▸ MATERIAL PROVIDED:

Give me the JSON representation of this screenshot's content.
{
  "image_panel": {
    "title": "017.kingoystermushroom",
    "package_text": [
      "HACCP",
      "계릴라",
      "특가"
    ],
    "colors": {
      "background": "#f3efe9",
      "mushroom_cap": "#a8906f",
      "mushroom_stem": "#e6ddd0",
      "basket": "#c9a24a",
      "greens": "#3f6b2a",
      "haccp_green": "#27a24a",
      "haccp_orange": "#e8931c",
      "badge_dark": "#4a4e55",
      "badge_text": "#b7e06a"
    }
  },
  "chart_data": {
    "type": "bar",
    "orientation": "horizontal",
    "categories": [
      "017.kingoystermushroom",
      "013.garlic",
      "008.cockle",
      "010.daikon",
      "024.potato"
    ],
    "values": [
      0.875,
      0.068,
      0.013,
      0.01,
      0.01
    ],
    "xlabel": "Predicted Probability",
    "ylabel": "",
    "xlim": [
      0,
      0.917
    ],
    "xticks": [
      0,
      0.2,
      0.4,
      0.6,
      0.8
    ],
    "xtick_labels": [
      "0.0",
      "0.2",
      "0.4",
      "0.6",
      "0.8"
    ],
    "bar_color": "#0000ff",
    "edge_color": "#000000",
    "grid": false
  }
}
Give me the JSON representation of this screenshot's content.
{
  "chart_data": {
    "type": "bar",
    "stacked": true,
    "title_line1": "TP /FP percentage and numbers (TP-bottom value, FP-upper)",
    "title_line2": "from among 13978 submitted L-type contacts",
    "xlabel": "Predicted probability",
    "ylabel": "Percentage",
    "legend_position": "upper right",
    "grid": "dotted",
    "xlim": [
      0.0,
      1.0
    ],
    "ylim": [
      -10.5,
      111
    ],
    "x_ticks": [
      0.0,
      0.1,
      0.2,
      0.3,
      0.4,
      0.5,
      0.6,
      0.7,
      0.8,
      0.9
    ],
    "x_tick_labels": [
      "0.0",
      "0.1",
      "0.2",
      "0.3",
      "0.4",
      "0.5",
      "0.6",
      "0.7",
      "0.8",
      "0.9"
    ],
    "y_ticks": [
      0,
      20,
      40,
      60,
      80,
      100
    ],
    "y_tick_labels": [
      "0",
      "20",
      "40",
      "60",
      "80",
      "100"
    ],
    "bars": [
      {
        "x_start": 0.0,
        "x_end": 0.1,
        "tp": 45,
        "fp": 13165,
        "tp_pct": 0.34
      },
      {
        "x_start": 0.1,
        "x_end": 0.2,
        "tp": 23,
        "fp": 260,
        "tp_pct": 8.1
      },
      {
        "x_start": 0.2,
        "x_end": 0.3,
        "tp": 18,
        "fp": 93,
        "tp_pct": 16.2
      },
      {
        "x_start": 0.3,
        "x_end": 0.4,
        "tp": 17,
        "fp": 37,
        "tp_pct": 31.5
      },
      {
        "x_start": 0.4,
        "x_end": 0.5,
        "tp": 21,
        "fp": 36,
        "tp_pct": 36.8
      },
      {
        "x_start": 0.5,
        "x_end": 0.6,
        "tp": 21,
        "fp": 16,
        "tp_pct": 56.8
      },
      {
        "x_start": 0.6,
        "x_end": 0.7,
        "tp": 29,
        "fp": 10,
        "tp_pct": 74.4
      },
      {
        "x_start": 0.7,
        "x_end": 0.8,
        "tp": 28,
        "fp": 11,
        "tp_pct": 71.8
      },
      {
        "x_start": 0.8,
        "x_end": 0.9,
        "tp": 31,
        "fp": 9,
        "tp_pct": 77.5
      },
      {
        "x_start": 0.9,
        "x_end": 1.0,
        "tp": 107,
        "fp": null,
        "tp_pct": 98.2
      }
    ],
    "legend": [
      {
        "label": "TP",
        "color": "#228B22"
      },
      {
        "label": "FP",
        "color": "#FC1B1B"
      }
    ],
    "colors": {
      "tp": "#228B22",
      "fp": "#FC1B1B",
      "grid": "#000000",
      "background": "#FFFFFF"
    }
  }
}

▸ EXERCISE BRIEF: Copy out all of the records above with nothing altered.

▸ RESULT FOR THIS TASK:
Give me the JSON representation of this screenshot's content.
{
  "image_panel": {
    "title": "017.kingoystermushroom",
    "package_text": [
      "HACCP",
      "계릴라",
      "특가"
    ],
    "colors": {
      "background": "#f3efe9",
      "mushroom_cap": "#a8906f",
      "mushroom_stem": "#e6ddd0",
      "basket": "#c9a24a",
      "greens": "#3f6b2a",
      "haccp_green": "#27a24a",
      "haccp_orange": "#e8931c",
      "badge_dark": "#4a4e55",
      "badge_text": "#b7e06a"
    }
  },
  "chart_data": {
    "type": "bar",
    "orientation": "horizontal",
    "categories": [
      "017.kingoystermushroom",
      "013.garlic",
      "008.cockle",
      "010.daikon",
      "024.potato"
    ],
    "values": [
      0.875,
      0.068,
      0.013,
      0.01,
      0.01
    ],
    "xlabel": "Predicted Probability",
    "ylabel": "",
    "xlim": [
      0,
      0.917
    ],
    "xticks": [
      0,
      0.2,
      0.4,
      0.6,
      0.8
    ],
    "xtick_labels": [
      "0.0",
      "0.2",
      "0.4",
      "0.6",
      "0.8"
    ],
    "bar_color": "#0000ff",
    "edge_color": "#000000",
    "grid": false
  }
}
Give me the JSON representation of this screenshot's content.
{
  "chart_data": {
    "type": "bar",
    "stacked": true,
    "title_line1": "TP /FP percentage and numbers (TP-bottom value, FP-upper)",
    "title_line2": "from among 13978 submitted L-type contacts",
    "xlabel": "Predicted probability",
    "ylabel": "Percentage",
    "legend_position": "upper right",
    "grid": "dotted",
    "xlim": [
      0.0,
      1.0
    ],
    "ylim": [
      -10.5,
      111
    ],
    "x_ticks": [
      0.0,
      0.1,
      0.2,
      0.3,
      0.4,
      0.5,
      0.6,
      0.7,
      0.8,
      0.9
    ],
    "x_tick_labels": [
      "0.0",
      "0.1",
      "0.2",
      "0.3",
      "0.4",
      "0.5",
      "0.6",
      "0.7",
      "0.8",
      "0.9"
    ],
    "y_ticks": [
      0,
      20,
      40,
      60,
      80,
      100
    ],
    "y_tick_labels": [
      "0",
      "20",
      "40",
      "60",
      "80",
      "100"
    ],
    "bars": [
      {
        "x_start": 0.0,
        "x_end": 0.1,
        "tp": 45,
        "fp": 13165,
        "tp_pct": 0.34
      },
      {
        "x_start": 0.1,
        "x_end": 0.2,
        "tp": 23,
        "fp": 260,
        "tp_pct": 8.1
      },
      {
        "x_start": 0.2,
        "x_end": 0.3,
        "tp": 18,
        "fp": 93,
        "tp_pct": 16.2
      },
      {
        "x_start": 0.3,
        "x_end": 0.4,
        "tp": 17,
        "fp": 37,
        "tp_pct": 31.5
      },
      {
        "x_start": 0.4,
        "x_end": 0.5,
        "tp": 21,
        "fp": 36,
        "tp_pct": 36.8
      },
      {
        "x_start": 0.5,
        "x_end": 0.6,
        "tp": 21,
        "fp": 16,
        "tp_pct": 56.8
      },
      {
        "x_start": 0.6,
        "x_end": 0.7,
        "tp": 29,
        "fp": 10,
        "tp_pct": 74.4
      },
      {
        "x_start": 0.7,
        "x_end": 0.8,
        "tp": 28,
        "fp": 11,
        "tp_pct": 71.8
      },
      {
        "x_start": 0.8,
        "x_end": 0.9,
        "tp": 31,
        "fp": 9,
        "tp_pct": 77.5
      },
      {
        "x_start": 0.9,
        "x_end": 1.0,
        "tp": 107,
        "fp": null,
        "tp_pct": 98.2
      }
    ],
    "legend": [
      {
        "label": "TP",
        "color": "#228B22"
      },
      {
        "label": "FP",
        "color": "#FC1B1B"
      }
    ],
    "colors": {
      "tp": "#228B22",
      "fp": "#FC1B1B",
      "grid": "#000000",
      "background": "#FFFFFF"
    }
  }
}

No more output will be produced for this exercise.